Work to do: Write out, unchanged, the lines from the one holding "Parse this screenshot: output" to the close of the listing. Both the first and last lines belong in it.

(Data records)
• • • • •

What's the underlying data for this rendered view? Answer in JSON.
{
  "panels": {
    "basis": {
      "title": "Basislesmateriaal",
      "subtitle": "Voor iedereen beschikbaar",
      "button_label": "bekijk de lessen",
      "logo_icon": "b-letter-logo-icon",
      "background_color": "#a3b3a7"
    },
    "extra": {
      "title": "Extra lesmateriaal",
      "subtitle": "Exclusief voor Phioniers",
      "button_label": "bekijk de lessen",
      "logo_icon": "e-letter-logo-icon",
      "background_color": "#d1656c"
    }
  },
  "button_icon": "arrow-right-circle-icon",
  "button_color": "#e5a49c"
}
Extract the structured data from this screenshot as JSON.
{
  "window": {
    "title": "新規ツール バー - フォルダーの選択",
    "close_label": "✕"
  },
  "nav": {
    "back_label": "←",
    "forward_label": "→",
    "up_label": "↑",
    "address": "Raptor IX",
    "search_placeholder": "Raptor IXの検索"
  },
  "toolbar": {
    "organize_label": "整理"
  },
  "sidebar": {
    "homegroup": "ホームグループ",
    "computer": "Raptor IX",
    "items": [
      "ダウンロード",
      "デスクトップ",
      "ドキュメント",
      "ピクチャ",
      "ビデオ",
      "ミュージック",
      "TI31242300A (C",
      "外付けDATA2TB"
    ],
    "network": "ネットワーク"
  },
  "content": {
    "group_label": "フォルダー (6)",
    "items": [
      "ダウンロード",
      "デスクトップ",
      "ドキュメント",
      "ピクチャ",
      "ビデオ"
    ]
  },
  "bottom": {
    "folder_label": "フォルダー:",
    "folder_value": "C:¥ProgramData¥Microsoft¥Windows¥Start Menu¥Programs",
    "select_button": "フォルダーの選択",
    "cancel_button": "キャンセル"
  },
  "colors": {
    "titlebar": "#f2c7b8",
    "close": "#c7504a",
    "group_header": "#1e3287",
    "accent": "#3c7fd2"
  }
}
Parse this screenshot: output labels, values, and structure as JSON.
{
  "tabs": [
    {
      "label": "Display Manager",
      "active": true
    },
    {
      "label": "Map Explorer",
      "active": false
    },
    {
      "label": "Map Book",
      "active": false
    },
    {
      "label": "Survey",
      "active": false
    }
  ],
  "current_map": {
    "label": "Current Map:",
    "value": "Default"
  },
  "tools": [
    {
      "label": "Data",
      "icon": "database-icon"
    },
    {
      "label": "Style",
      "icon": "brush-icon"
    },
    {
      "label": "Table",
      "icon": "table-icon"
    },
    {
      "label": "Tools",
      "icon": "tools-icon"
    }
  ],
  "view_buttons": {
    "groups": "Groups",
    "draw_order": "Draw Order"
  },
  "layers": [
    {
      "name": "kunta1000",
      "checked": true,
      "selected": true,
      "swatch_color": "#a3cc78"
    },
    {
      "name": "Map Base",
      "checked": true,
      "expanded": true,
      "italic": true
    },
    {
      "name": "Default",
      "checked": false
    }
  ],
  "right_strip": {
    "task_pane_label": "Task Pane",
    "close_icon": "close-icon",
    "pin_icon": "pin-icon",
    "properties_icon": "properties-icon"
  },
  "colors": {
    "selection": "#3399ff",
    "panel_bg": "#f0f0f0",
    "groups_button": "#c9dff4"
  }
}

• • • • •

Solution for this task:
Parse this screenshot: output labels, values, and structure as JSON.
{
  "tabs": [
    {
      "label": "Display Manager",
      "active": true
    },
    {
      "label": "Map Explorer",
      "active": false
    },
    {
      "label": "Map Book",
      "active": false
    },
    {
      "label": "Survey",
      "active": false
    }
  ],
  "current_map": {
    "label": "Current Map:",
    "value": "Default"
  },
  "tools": [
    {
      "label": "Data",
      "icon": "database-icon"
    },
    {
      "label": "Style",
      "icon": "brush-icon"
    },
    {
      "label": "Table",
      "icon": "table-icon"
    },
    {
      "label": "Tools",
      "icon": "tools-icon"
    }
  ],
  "view_buttons": {
    "groups": "Groups",
    "draw_order": "Draw Order"
  },
  "layers": [
    {
      "name": "kunta1000",
      "checked": true,
      "selected": true,
      "swatch_color": "#a3cc78"
    },
    {
      "name": "Map Base",
      "checked": true,
      "expanded": true,
      "italic": true
    },
    {
      "name": "Default",
      "checked": false
    }
  ],
  "right_strip": {
    "task_pane_label": "Task Pane",
    "close_icon": "close-icon",
    "pin_icon": "pin-icon",
    "properties_icon": "properties-icon"
  },
  "colors": {
    "selection": "#3399ff",
    "panel_bg": "#f0f0f0",
    "groups_button": "#c9dff4"
  }
}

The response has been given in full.